Task —
Reproduce the material word for word; the images stay out.

Excerpts from a figure dataset
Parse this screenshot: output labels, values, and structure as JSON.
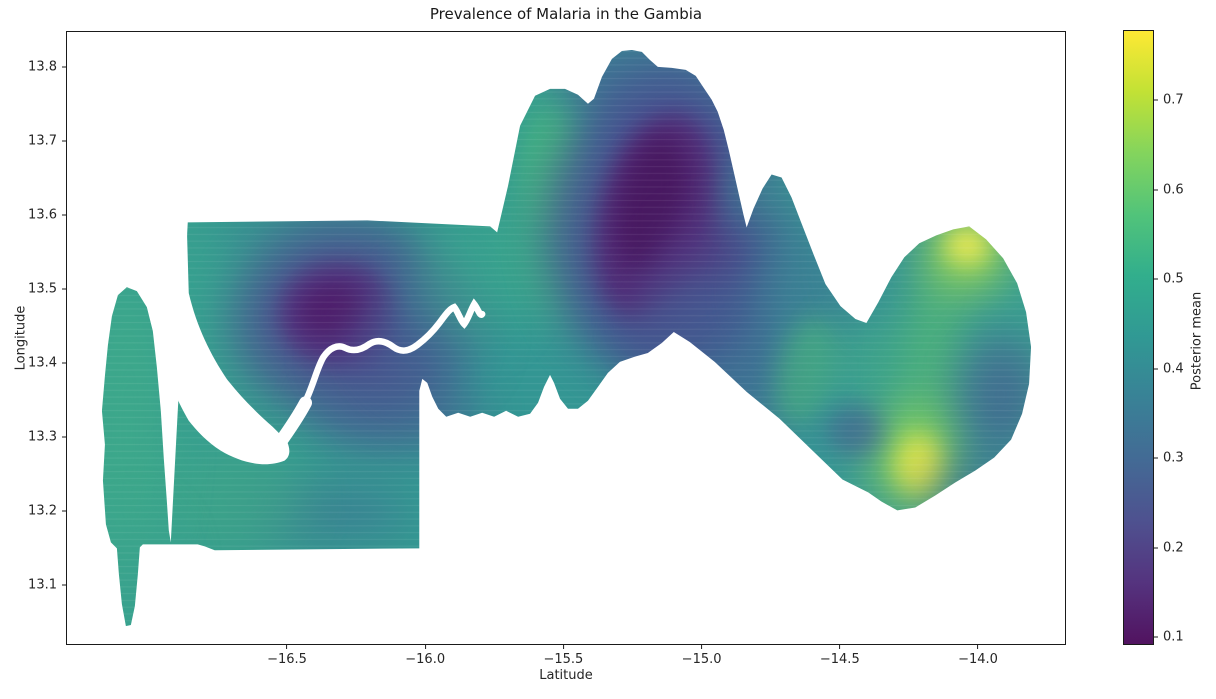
{
  "figure": {
    "title": "Prevalence of Malaria in the Gambia"
  },
  "axes": {
    "xlabel": "Latitude",
    "ylabel": "Longitude",
    "x_ticks": [
      "−16.5",
      "−16.0",
      "−15.5",
      "−15.0",
      "−14.5",
      "−14.0"
    ],
    "y_ticks": [
      "13.8",
      "13.7",
      "13.6",
      "13.5",
      "13.4",
      "13.3",
      "13.2",
      "13.1"
    ]
  },
  "colorbar": {
    "label": "Posterior mean",
    "ticks": [
      "0.1",
      "0.2",
      "0.3",
      "0.4",
      "0.5",
      "0.6",
      "0.7"
    ],
    "colormap": "viridis"
  },
  "chart_data": {
    "type": "scatter",
    "title": "Prevalence of Malaria in the Gambia",
    "xlabel": "Latitude",
    "ylabel": "Longitude",
    "colorbar_label": "Posterior mean",
    "colormap": "viridis",
    "xlim": [
      -17.3,
      -13.68
    ],
    "ylim": [
      13.02,
      13.85
    ],
    "x_ticks": [
      -16.5,
      -16.0,
      -15.5,
      -15.0,
      -14.5,
      -14.0
    ],
    "y_ticks": [
      13.8,
      13.7,
      13.6,
      13.5,
      13.4,
      13.3,
      13.2,
      13.1
    ],
    "color_ticks": [
      0.1,
      0.2,
      0.3,
      0.4,
      0.5,
      0.6,
      0.7
    ],
    "value_range": [
      0.09,
      0.78
    ],
    "viridis_stops": [
      "#440154",
      "#482475",
      "#414487",
      "#355f8d",
      "#2a788e",
      "#21918c",
      "#22a884",
      "#44bf70",
      "#7ad151",
      "#bddf26",
      "#fde725"
    ],
    "description": "Dense scatter of spatial model predictions filling the outline of The Gambia; point color encodes the posterior mean malaria prevalence. Mostly teal-green (≈0.4–0.5) with two dark-purple low-prevalence cores and two yellow high-prevalence hotspots in the east. A white gap traces the Gambia River from the west coast inland.",
    "notable_regions": [
      {
        "x_latitude": -16.33,
        "y_longitude": 13.47,
        "posterior_mean": 0.1,
        "note": "dark-purple low-prevalence core, west-central"
      },
      {
        "x_latitude": -15.19,
        "y_longitude": 13.61,
        "posterior_mean": 0.1,
        "note": "dark-purple low-prevalence core, north-central"
      },
      {
        "x_latitude": -14.04,
        "y_longitude": 13.56,
        "posterior_mean": 0.78,
        "note": "yellow high-prevalence hotspot, north-east"
      },
      {
        "x_latitude": -14.21,
        "y_longitude": 13.27,
        "posterior_mean": 0.72,
        "note": "yellow-green high-prevalence hotspot, south-east"
      },
      {
        "x_latitude": -16.75,
        "y_longitude": 13.35,
        "posterior_mean": 0.5,
        "note": "moderate teal-green prevalence, western coastal strip"
      }
    ]
  }
}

Exercise answer —
Parse this screenshot: output labels, values, and structure as JSON.
{
  "figure": {
    "title": "Prevalence of Malaria in the Gambia"
  },
  "axes": {
    "xlabel": "Latitude",
    "ylabel": "Longitude",
    "x_ticks": [
      "−16.5",
      "−16.0",
      "−15.5",
      "−15.0",
      "−14.5",
      "−14.0"
    ],
    "y_ticks": [
      "13.8",
      "13.7",
      "13.6",
      "13.5",
      "13.4",
      "13.3",
      "13.2",
      "13.1"
    ]
  },
  "colorbar": {
    "label": "Posterior mean",
    "ticks": [
      "0.1",
      "0.2",
      "0.3",
      "0.4",
      "0.5",
      "0.6",
      "0.7"
    ],
    "colormap": "viridis"
  },
  "chart_data": {
    "type": "scatter",
    "title": "Prevalence of Malaria in the Gambia",
    "xlabel": "Latitude",
    "ylabel": "Longitude",
    "colorbar_label": "Posterior mean",
    "colormap": "viridis",
    "xlim": [
      -17.3,
      -13.68
    ],
    "ylim": [
      13.02,
      13.85
    ],
    "x_ticks": [
      -16.5,
      -16.0,
      -15.5,
      -15.0,
      -14.5,
      -14.0
    ],
    "y_ticks": [
      13.8,
      13.7,
      13.6,
      13.5,
      13.4,
      13.3,
      13.2,
      13.1
    ],
    "color_ticks": [
      0.1,
      0.2,
      0.3,
      0.4,
      0.5,
      0.6,
      0.7
    ],
    "value_range": [
      0.09,
      0.78
    ],
    "viridis_stops": [
      "#440154",
      "#482475",
      "#414487",
      "#355f8d",
      "#2a788e",
      "#21918c",
      "#22a884",
      "#44bf70",
      "#7ad151",
      "#bddf26",
      "#fde725"
    ],
    "description": "Dense scatter of spatial model predictions filling the outline of The Gambia; point color encodes the posterior mean malaria prevalence. Mostly teal-green (≈0.4–0.5) with two dark-purple low-prevalence cores and two yellow high-prevalence hotspots in the east. A white gap traces the Gambia River from the west coast inland.",
    "notable_regions": [
      {
        "x_latitude": -16.33,
        "y_longitude": 13.47,
        "posterior_mean": 0.1,
        "note": "dark-purple low-prevalence core, west-central"
      },
      {
        "x_latitude": -15.19,
        "y_longitude": 13.61,
        "posterior_mean": 0.1,
        "note": "dark-purple low-prevalence core, north-central"
      },
      {
        "x_latitude": -14.04,
        "y_longitude": 13.56,
        "posterior_mean": 0.78,
        "note": "yellow high-prevalence hotspot, north-east"
      },
      {
        "x_latitude": -14.21,
        "y_longitude": 13.27,
        "posterior_mean": 0.72,
        "note": "yellow-green high-prevalence hotspot, south-east"
      },
      {
        "x_latitude": -16.75,
        "y_longitude": 13.35,
        "posterior_mean": 0.5,
        "note": "moderate teal-green prevalence, western coastal strip"
      }
    ]
  }
}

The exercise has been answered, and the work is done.